Written task
Transcribe all the entries word for word, but omit the images.

Listed records
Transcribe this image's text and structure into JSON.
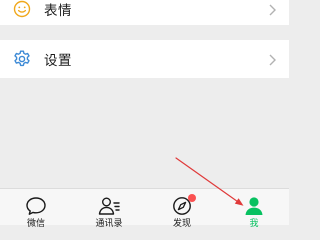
{
  "menu": {
    "emoji_label": "表情",
    "settings_label": "设置"
  },
  "tabbar": {
    "tabs": [
      {
        "label": "微信",
        "icon": "chat-bubble-icon",
        "active": false
      },
      {
        "label": "通讯录",
        "icon": "contacts-icon",
        "active": false
      },
      {
        "label": "发现",
        "icon": "compass-icon",
        "active": false,
        "badge": true
      },
      {
        "label": "我",
        "icon": "person-icon",
        "active": true
      }
    ]
  },
  "colors": {
    "accent": "#07C160",
    "settings_icon": "#3D8AD6",
    "emoji_icon": "#F0A81C",
    "badge": "#FA5151",
    "annotation_arrow": "#E03A3A"
  }
}
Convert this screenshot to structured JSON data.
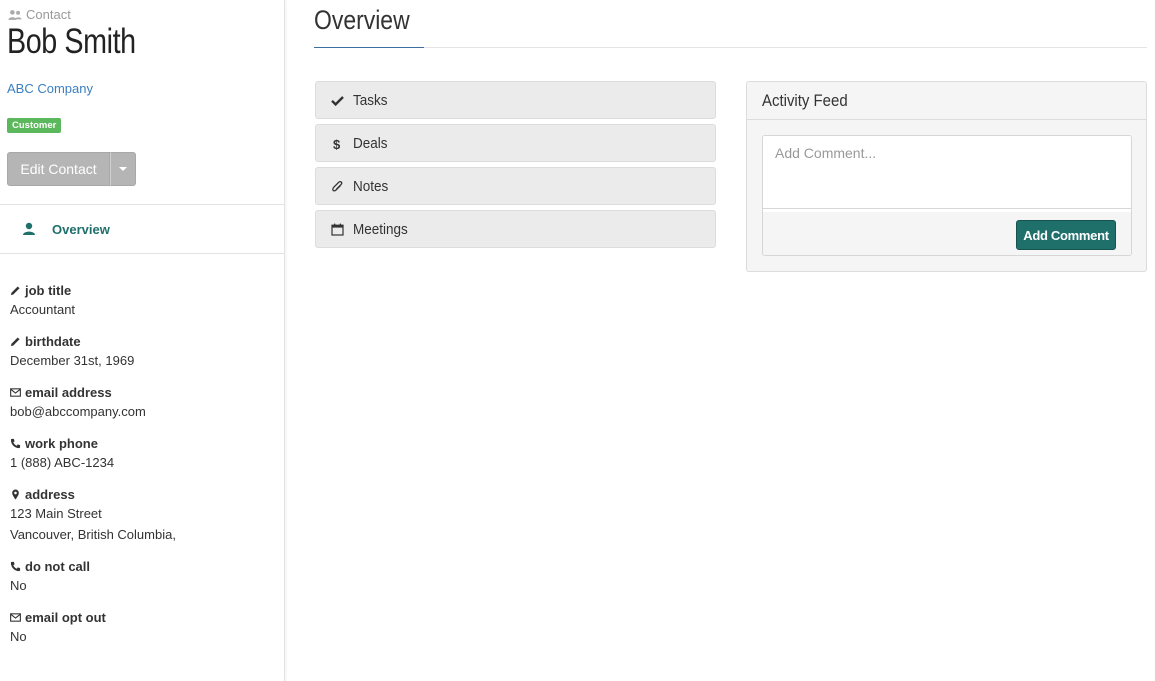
{
  "breadcrumb": {
    "icon": "users-icon",
    "label": "Contact"
  },
  "contact": {
    "name": "Bob Smith",
    "company": "ABC Company",
    "badge": "Customer",
    "edit_label": "Edit Contact"
  },
  "nav": {
    "overview": "Overview"
  },
  "fields": {
    "job_title": {
      "label": "job title",
      "value": "Accountant"
    },
    "birthdate": {
      "label": "birthdate",
      "value": "December 31st, 1969"
    },
    "email": {
      "label": "email address",
      "value": "bob@abccompany.com"
    },
    "work_phone": {
      "label": "work phone",
      "value": "1 (888) ABC-1234"
    },
    "address": {
      "label": "address",
      "line1": "123 Main Street",
      "line2": "Vancouver, British Columbia,"
    },
    "do_not_call": {
      "label": "do not call",
      "value": "No"
    },
    "email_opt_out": {
      "label": "email opt out",
      "value": "No"
    }
  },
  "main": {
    "title": "Overview",
    "panels": [
      {
        "label": "Tasks",
        "icon": "check-icon"
      },
      {
        "label": "Deals",
        "icon": "dollar-icon"
      },
      {
        "label": "Notes",
        "icon": "paperclip-icon"
      },
      {
        "label": "Meetings",
        "icon": "calendar-icon"
      }
    ]
  },
  "feed": {
    "title": "Activity Feed",
    "placeholder": "Add Comment...",
    "button": "Add Comment"
  },
  "colors": {
    "accent": "#1f6f6b",
    "link": "#3a7fc0",
    "badge": "#5cb85c"
  }
}
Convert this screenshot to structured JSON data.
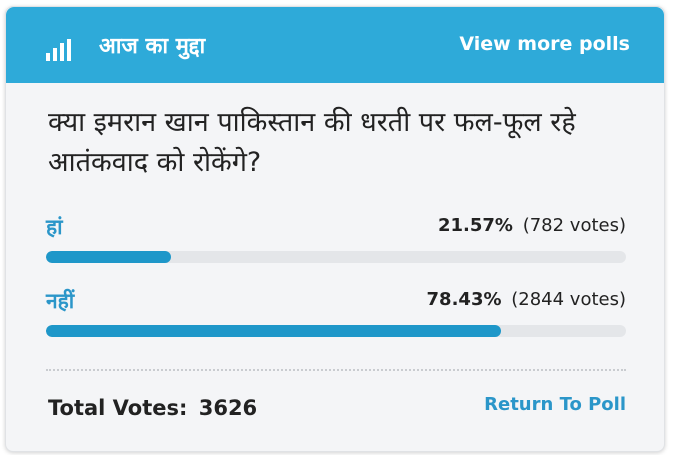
{
  "header": {
    "title": "आज का मुद्दा",
    "icon": "bar-chart-icon",
    "more_polls_label": "View more polls"
  },
  "poll": {
    "question": "क्या इमरान खान पाकिस्तान की धरती पर फल-फूल रहे आतंकवाद को रोकेंगे?",
    "options": [
      {
        "label": "हां",
        "percent_text": "21.57%",
        "votes_text": "(782 votes)",
        "percent": 21.57
      },
      {
        "label": "नहीं",
        "percent_text": "78.43%",
        "votes_text": "(2844 votes)",
        "percent": 78.43
      }
    ],
    "total_label": "Total Votes:",
    "total_votes": "3626",
    "return_label": "Return To Poll"
  },
  "colors": {
    "header_bg": "#2eaad9",
    "accent": "#2b96c9",
    "bar_fill": "#1e97c9",
    "bar_track": "#e4e6e9",
    "card_bg": "#f4f5f7"
  }
}
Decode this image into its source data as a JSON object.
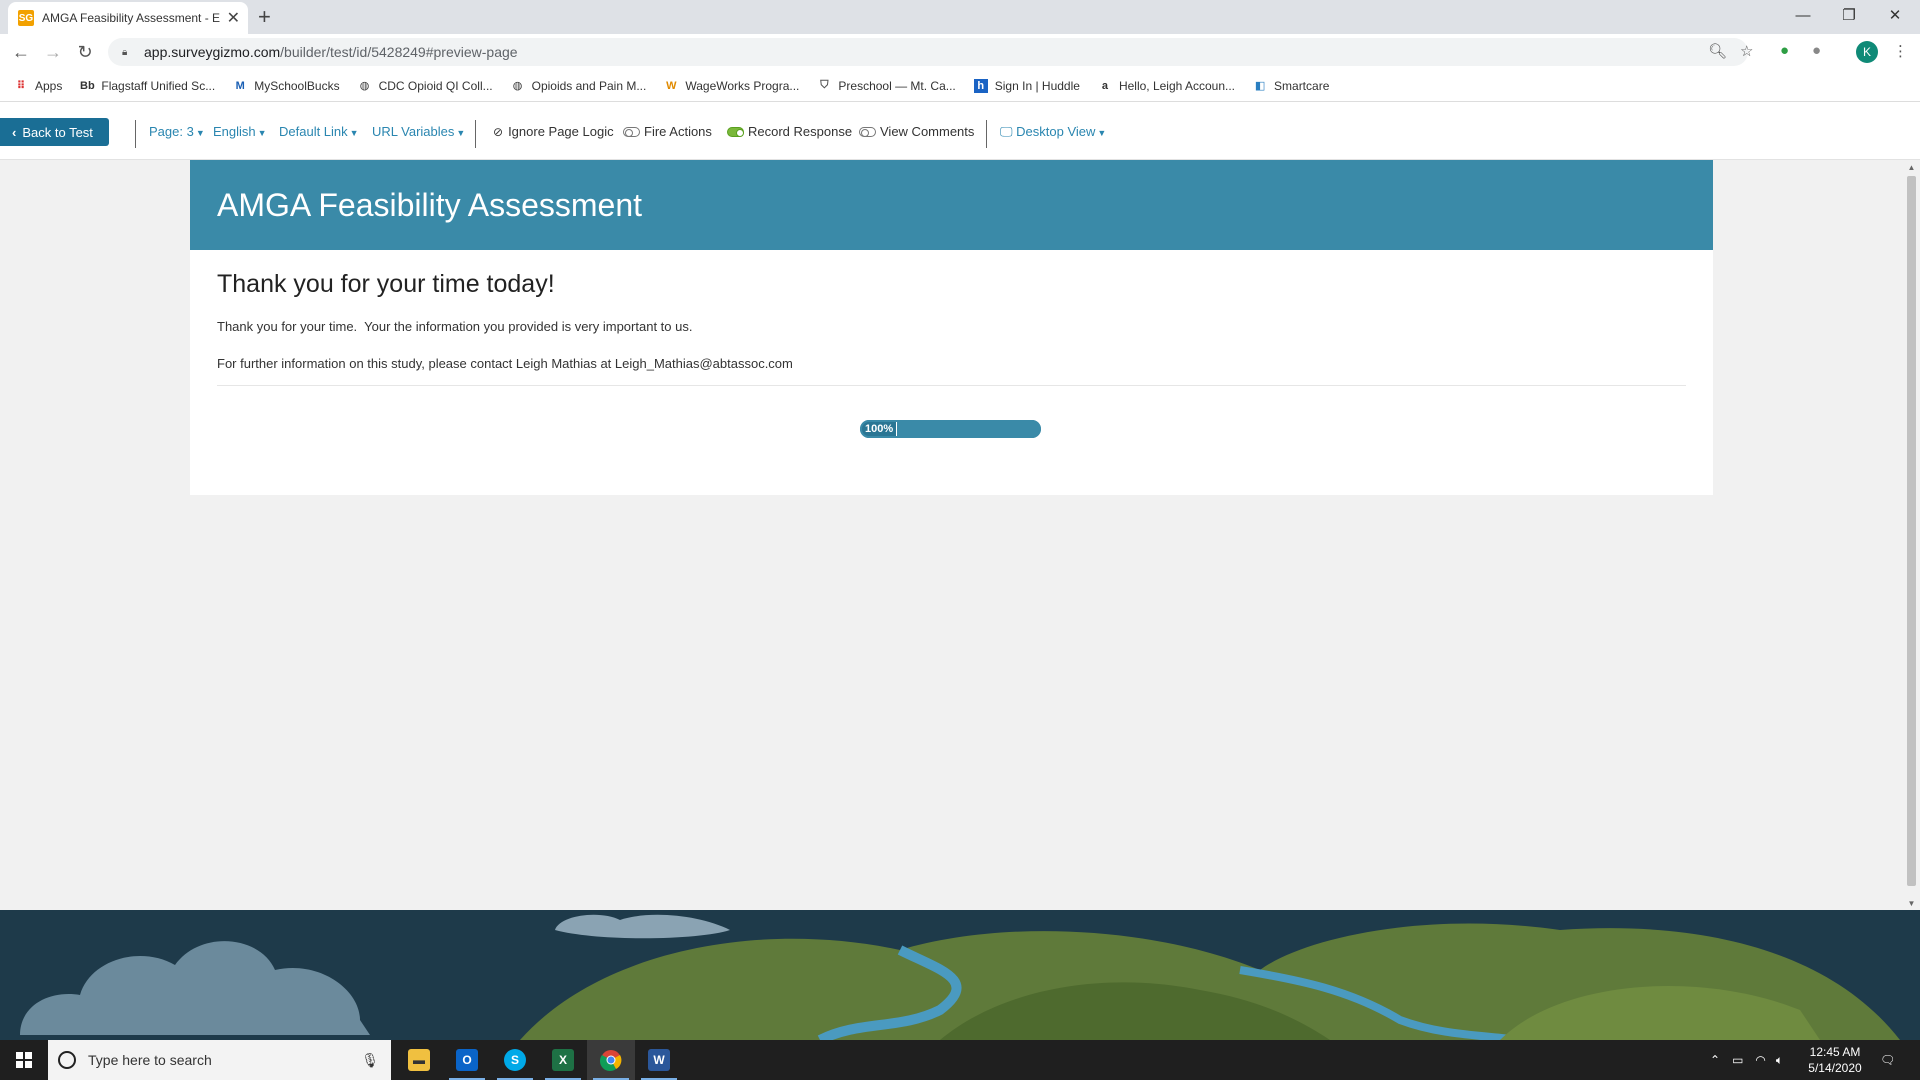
{
  "browser": {
    "tab_title": "AMGA Feasibility Assessment - E",
    "tab_favicon": "SG",
    "url_host": "app.surveygizmo.com",
    "url_path": "/builder/test/id/5428249#preview-page",
    "profile_initial": "K"
  },
  "bookmarks": [
    {
      "label": "Apps",
      "icon": "apps-grid-icon"
    },
    {
      "label": "Flagstaff Unified Sc...",
      "icon": "Bb"
    },
    {
      "label": "MySchoolBucks",
      "icon": "M"
    },
    {
      "label": "CDC Opioid QI Coll...",
      "icon": "globe-icon"
    },
    {
      "label": "Opioids and Pain M...",
      "icon": "globe-icon"
    },
    {
      "label": "WageWorks Progra...",
      "icon": "W"
    },
    {
      "label": "Preschool — Mt. Ca...",
      "icon": "shield-icon"
    },
    {
      "label": "Sign In | Huddle",
      "icon": "h"
    },
    {
      "label": "Hello, Leigh Accoun...",
      "icon": "a"
    },
    {
      "label": "Smartcare",
      "icon": "smartcare-icon"
    }
  ],
  "toolbar": {
    "back_label": "Back to Test",
    "page_label": "Page: 3",
    "language_label": "English",
    "link_label": "Default Link",
    "url_vars_label": "URL Variables",
    "ignore_logic_label": "Ignore Page Logic",
    "fire_actions_label": "Fire Actions",
    "record_response_label": "Record Response",
    "view_comments_label": "View Comments",
    "view_label": "Desktop View",
    "record_response_on": true,
    "fire_actions_on": false,
    "view_comments_on": false
  },
  "survey": {
    "title": "AMGA Feasibility Assessment",
    "heading": "Thank you for your time today!",
    "paragraph1": "Thank you for your time.  Your the information you provided is very important to us.",
    "paragraph2": "For further information on this study, please contact Leigh Mathias at Leigh_Mathias@abtassoc.com",
    "progress_label": "100%",
    "progress_percent": 100
  },
  "colors": {
    "header_bg": "#3a8aa8",
    "back_btn": "#1a6e95",
    "link": "#2a86b0"
  },
  "taskbar": {
    "search_placeholder": "Type here to search",
    "time": "12:45 AM",
    "date": "5/14/2020",
    "apps": [
      "file-explorer-icon",
      "outlook-icon",
      "skype-icon",
      "excel-icon",
      "chrome-icon",
      "word-icon"
    ]
  }
}
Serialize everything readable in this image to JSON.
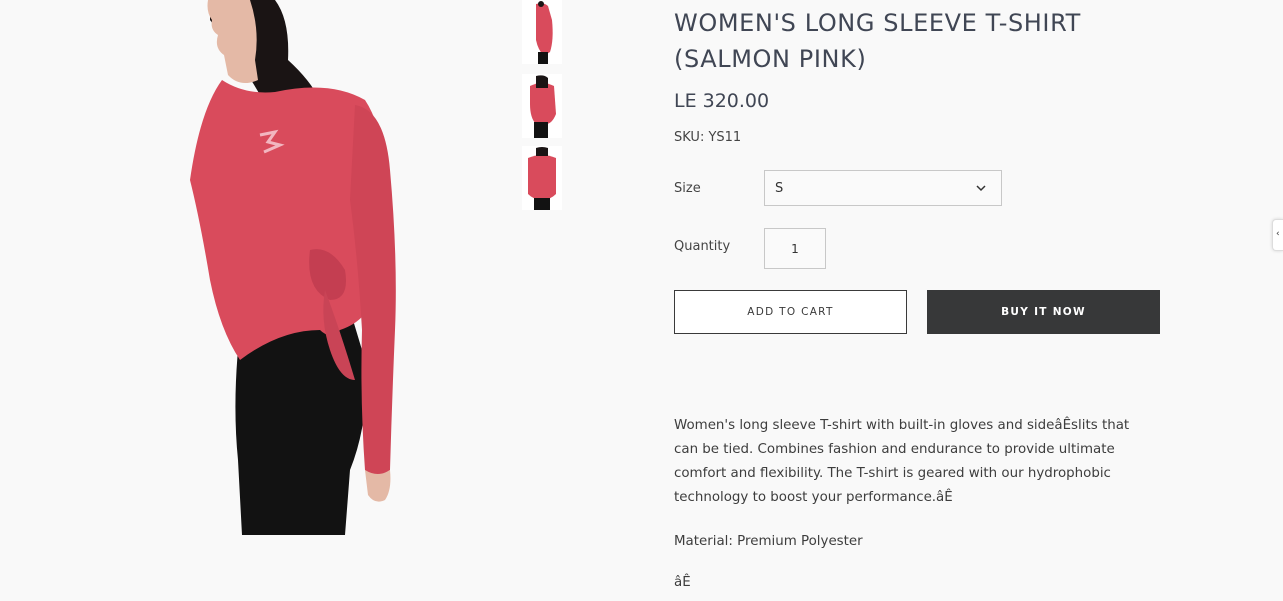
{
  "product": {
    "title": "WOMEN'S LONG SLEEVE T-SHIRT (SALMON PINK)",
    "price": "LE 320.00",
    "sku": "SKU: YS11",
    "size_label": "Size",
    "size_value": "S",
    "quantity_label": "Quantity",
    "quantity_value": "1",
    "add_to_cart": "ADD TO CART",
    "buy_it_now": "BUY IT NOW",
    "description": "Women's long sleeve T-shirt with built-in gloves and sideâÊslits that can be tied. Combines fashion and endurance to provide ultimate comfort and flexibility. The T-shirt is geared with our hydrophobic technology to boost your performance.âÊ",
    "material": "Material: Premium Polyester",
    "stray_chars": "âÊ"
  },
  "images": {
    "main": "model-side-view",
    "thumbnails": [
      "thumb-side-view",
      "thumb-back-view",
      "thumb-front-view"
    ]
  },
  "colors": {
    "shirt": "#d94b5c",
    "pants": "#121212",
    "buy_button": "#373839",
    "title": "#404654"
  },
  "icons": {
    "select": "chevron-down-icon",
    "side_tab": "chevron-left-icon"
  }
}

Answer for this exercise
Transcribe this image's text and structure into JSON.
{
  "menu": {
    "emoji_label": "表情",
    "settings_label": "设置"
  },
  "tabbar": {
    "tabs": [
      {
        "label": "微信",
        "icon": "chat-bubble-icon",
        "active": false
      },
      {
        "label": "通讯录",
        "icon": "contacts-icon",
        "active": false
      },
      {
        "label": "发现",
        "icon": "compass-icon",
        "active": false,
        "badge": true
      },
      {
        "label": "我",
        "icon": "person-icon",
        "active": true
      }
    ]
  },
  "colors": {
    "accent": "#07C160",
    "settings_icon": "#3D8AD6",
    "emoji_icon": "#F0A81C",
    "badge": "#FA5151",
    "annotation_arrow": "#E03A3A"
  }
}
Convert this screenshot to structured JSON data.
{
  "breadcrumb": {
    "icon": "users-icon",
    "label": "Contact"
  },
  "contact": {
    "name": "Bob Smith",
    "company": "ABC Company",
    "badge": "Customer",
    "edit_label": "Edit Contact"
  },
  "nav": {
    "overview": "Overview"
  },
  "fields": {
    "job_title": {
      "label": "job title",
      "value": "Accountant"
    },
    "birthdate": {
      "label": "birthdate",
      "value": "December 31st, 1969"
    },
    "email": {
      "label": "email address",
      "value": "bob@abccompany.com"
    },
    "work_phone": {
      "label": "work phone",
      "value": "1 (888) ABC-1234"
    },
    "address": {
      "label": "address",
      "line1": "123 Main Street",
      "line2": "Vancouver, British Columbia,"
    },
    "do_not_call": {
      "label": "do not call",
      "value": "No"
    },
    "email_opt_out": {
      "label": "email opt out",
      "value": "No"
    }
  },
  "main": {
    "title": "Overview",
    "panels": [
      {
        "label": "Tasks",
        "icon": "check-icon"
      },
      {
        "label": "Deals",
        "icon": "dollar-icon"
      },
      {
        "label": "Notes",
        "icon": "paperclip-icon"
      },
      {
        "label": "Meetings",
        "icon": "calendar-icon"
      }
    ]
  },
  "feed": {
    "title": "Activity Feed",
    "placeholder": "Add Comment...",
    "button": "Add Comment"
  },
  "colors": {
    "accent": "#1f6f6b",
    "link": "#3a7fc0",
    "badge": "#5cb85c"
  }
}
Convert this screenshot to structured JSON data.
{
  "header": {
    "title": "आज का मुद्दा",
    "icon": "bar-chart-icon",
    "more_polls_label": "View more polls"
  },
  "poll": {
    "question": "क्या इमरान खान पाकिस्तान की धरती पर फल-फूल रहे आतंकवाद को रोकेंगे?",
    "options": [
      {
        "label": "हां",
        "percent_text": "21.57%",
        "votes_text": "(782 votes)",
        "percent": 21.57
      },
      {
        "label": "नहीं",
        "percent_text": "78.43%",
        "votes_text": "(2844 votes)",
        "percent": 78.43
      }
    ],
    "total_label": "Total Votes:",
    "total_votes": "3626",
    "return_label": "Return To Poll"
  },
  "colors": {
    "header_bg": "#2eaad9",
    "accent": "#2b96c9",
    "bar_fill": "#1e97c9",
    "bar_track": "#e4e6e9",
    "card_bg": "#f4f5f7"
  }
}
Decode this image into its source data as a JSON object.
{
  "browser": {
    "tab_title": "AMGA Feasibility Assessment - E",
    "tab_favicon": "SG",
    "url_host": "app.surveygizmo.com",
    "url_path": "/builder/test/id/5428249#preview-page",
    "profile_initial": "K"
  },
  "bookmarks": [
    {
      "label": "Apps",
      "icon": "apps-grid-icon"
    },
    {
      "label": "Flagstaff Unified Sc...",
      "icon": "Bb"
    },
    {
      "label": "MySchoolBucks",
      "icon": "M"
    },
    {
      "label": "CDC Opioid QI Coll...",
      "icon": "globe-icon"
    },
    {
      "label": "Opioids and Pain M...",
      "icon": "globe-icon"
    },
    {
      "label": "WageWorks Progra...",
      "icon": "W"
    },
    {
      "label": "Preschool — Mt. Ca...",
      "icon": "shield-icon"
    },
    {
      "label": "Sign In | Huddle",
      "icon": "h"
    },
    {
      "label": "Hello, Leigh Accoun...",
      "icon": "a"
    },
    {
      "label": "Smartcare",
      "icon": "smartcare-icon"
    }
  ],
  "toolbar": {
    "back_label": "Back to Test",
    "page_label": "Page: 3",
    "language_label": "English",
    "link_label": "Default Link",
    "url_vars_label": "URL Variables",
    "ignore_logic_label": "Ignore Page Logic",
    "fire_actions_label": "Fire Actions",
    "record_response_label": "Record Response",
    "view_comments_label": "View Comments",
    "view_label": "Desktop View",
    "record_response_on": true,
    "fire_actions_on": false,
    "view_comments_on": false
  },
  "survey": {
    "title": "AMGA Feasibility Assessment",
    "heading": "Thank you for your time today!",
    "paragraph1": "Thank you for your time.  Your the information you provided is very important to us.",
    "paragraph2": "For further information on this study, please contact Leigh Mathias at Leigh_Mathias@abtassoc.com",
    "progress_label": "100%",
    "progress_percent": 100
  },
  "colors": {
    "header_bg": "#3a8aa8",
    "back_btn": "#1a6e95",
    "link": "#2a86b0"
  },
  "taskbar": {
    "search_placeholder": "Type here to search",
    "time": "12:45 AM",
    "date": "5/14/2020",
    "apps": [
      "file-explorer-icon",
      "outlook-icon",
      "skype-icon",
      "excel-icon",
      "chrome-icon",
      "word-icon"
    ]
  }
}
Serialize everything readable in this image to JSON.
{
  "product": {
    "title": "WOMEN'S LONG SLEEVE T-SHIRT (SALMON PINK)",
    "price": "LE 320.00",
    "sku": "SKU: YS11",
    "size_label": "Size",
    "size_value": "S",
    "quantity_label": "Quantity",
    "quantity_value": "1",
    "add_to_cart": "ADD TO CART",
    "buy_it_now": "BUY IT NOW",
    "description": "Women's long sleeve T-shirt with built-in gloves and sideâÊslits that can be tied. Combines fashion and endurance to provide ultimate comfort and flexibility. The T-shirt is geared with our hydrophobic technology to boost your performance.âÊ",
    "material": "Material: Premium Polyester",
    "stray_chars": "âÊ"
  },
  "images": {
    "main": "model-side-view",
    "thumbnails": [
      "thumb-side-view",
      "thumb-back-view",
      "thumb-front-view"
    ]
  },
  "colors": {
    "shirt": "#d94b5c",
    "pants": "#121212",
    "buy_button": "#373839",
    "title": "#404654"
  },
  "icons": {
    "select": "chevron-down-icon",
    "side_tab": "chevron-left-icon"
  }
}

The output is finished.